**Objectif 1:** D'après le portrait de l'ambassadeur rwandais, pendant combien de temps Vincent Karega a-t-il été ambassadeur en Afrique du Sud ?
**Objectif 2:** Poursuivez le portrait de l'ambassadeur rwandais à partir de sa dernière phrase.

**Extrait de page:**
- - - -
Ouvert, chaleureux, sympathique : aucun mot ne semble assez fort pour décrire le diplomate rwandais en poste à Kinshasa. Tous ceux qui ont approché Vincent Karega gardent le souvenir d’homme affable, souriant, volontiers charmeur et, surtout, incorrigiblement optimiste et libre d’esprit.
TONY NGANGA
Ce Rwandais d’origine mais Congolais par amour de 58 ans, à la silhouette élégante, dirige depuis l’année passée l’ambassade du Rwanda en République démocratique du Congo, après avoir été pendant huit ans et demi ambassadeur en Afrique du Sud. Sa mission au Congo n’est pas différente de celle que les autres ambassadeurs de son pays ont reçu de Paul Kagame, le président de la République, et du gouvernement rwandais : promouvoir les relations bilatérales de peuple à peuple, d’institution à institution, d’hommes d’affaires à hommes d’affaires, d’université à université…
D’où le point d’ancrage de son mandat en RDC : saisir toutes les opportunités qui s’offrent, de part et d’autre, pour créer des synergies, mais surtout des conditions de paix et de développement plus durables, et aider à atteindre les objectifs de l’Agenda 2063 de l’Union africaine (UA). À savoir une Afrique intégrée, prospère et en paix, et qui prend soins de ses enfants.
- - - -
**Extraits de données:**

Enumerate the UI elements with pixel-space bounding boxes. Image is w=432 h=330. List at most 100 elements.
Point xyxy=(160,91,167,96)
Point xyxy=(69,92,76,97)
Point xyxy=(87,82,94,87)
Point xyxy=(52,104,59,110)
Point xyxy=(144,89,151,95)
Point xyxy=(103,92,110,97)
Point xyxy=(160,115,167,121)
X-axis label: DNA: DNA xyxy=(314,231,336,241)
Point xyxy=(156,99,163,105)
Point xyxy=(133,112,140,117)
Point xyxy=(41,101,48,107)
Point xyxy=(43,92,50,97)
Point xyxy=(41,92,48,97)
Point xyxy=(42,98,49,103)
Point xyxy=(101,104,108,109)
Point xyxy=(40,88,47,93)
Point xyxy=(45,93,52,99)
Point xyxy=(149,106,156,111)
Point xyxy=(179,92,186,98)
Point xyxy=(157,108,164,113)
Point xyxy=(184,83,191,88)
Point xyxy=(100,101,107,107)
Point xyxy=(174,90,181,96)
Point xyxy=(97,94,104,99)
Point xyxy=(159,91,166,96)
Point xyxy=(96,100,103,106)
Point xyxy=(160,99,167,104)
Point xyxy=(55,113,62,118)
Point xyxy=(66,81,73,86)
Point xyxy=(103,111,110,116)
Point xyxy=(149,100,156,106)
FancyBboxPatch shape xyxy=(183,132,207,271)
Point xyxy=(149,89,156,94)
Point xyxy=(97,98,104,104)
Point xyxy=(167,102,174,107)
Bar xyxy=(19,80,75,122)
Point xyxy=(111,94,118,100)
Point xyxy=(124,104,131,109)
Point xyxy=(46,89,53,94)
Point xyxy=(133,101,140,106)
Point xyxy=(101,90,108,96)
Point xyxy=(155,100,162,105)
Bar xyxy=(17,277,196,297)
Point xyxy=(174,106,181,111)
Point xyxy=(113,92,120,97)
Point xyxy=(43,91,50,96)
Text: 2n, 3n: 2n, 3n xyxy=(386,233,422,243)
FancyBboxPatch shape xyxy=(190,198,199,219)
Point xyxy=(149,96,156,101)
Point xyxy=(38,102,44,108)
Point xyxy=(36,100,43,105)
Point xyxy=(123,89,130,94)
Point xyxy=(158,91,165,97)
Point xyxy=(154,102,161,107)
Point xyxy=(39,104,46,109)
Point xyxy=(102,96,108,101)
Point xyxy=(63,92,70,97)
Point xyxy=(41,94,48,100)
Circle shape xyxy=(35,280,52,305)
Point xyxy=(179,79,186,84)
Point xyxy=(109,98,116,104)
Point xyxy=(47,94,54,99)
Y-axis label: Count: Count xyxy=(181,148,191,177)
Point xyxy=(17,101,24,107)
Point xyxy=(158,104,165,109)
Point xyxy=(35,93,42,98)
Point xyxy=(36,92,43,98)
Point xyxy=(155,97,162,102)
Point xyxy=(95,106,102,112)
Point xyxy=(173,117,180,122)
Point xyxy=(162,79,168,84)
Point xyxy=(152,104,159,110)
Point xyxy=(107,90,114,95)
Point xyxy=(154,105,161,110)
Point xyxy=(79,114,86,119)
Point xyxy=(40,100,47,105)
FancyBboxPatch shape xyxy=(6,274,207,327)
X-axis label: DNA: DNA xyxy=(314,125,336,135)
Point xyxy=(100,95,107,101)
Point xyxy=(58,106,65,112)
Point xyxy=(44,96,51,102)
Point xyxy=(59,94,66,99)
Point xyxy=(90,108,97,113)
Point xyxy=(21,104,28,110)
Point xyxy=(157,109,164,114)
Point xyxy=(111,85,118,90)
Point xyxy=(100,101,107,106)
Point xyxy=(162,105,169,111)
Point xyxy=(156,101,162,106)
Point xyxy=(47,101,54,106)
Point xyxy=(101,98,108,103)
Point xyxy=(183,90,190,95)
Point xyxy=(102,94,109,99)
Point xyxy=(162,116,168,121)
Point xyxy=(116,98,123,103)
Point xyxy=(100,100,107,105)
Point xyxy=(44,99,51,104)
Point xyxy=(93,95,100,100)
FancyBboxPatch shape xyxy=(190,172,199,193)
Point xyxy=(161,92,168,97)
- - - -
**Résultat 1:** Pendant huit ans et demi.

**Résultat 2:**
Confiance en l’avenir
Cependant, dans certains médias sociaux et une certaine presse dépeignent le diplomate rwandais, depuis son arrivée à Kinshasa, sous les traits les plus odieux jusqu’au point que des associations sont descendues dans la rue en septembre 2020 pour manifester et exiger son expulsion.
Faut-il vraiment se méfier de Vincent Karega ? Le diplomate reconnaît cette hostilité quasi viscérale d’une partie des Congolais envers sa personne : « Je ne sais pas vraiment qui en tire profit… Je crois que c’est de la spéculation pure et simple. » L’homme jure qu’il n’est pas méchant. Incapable même d’écraser une mouche, témoignent la plupart de ses amis d’enfance.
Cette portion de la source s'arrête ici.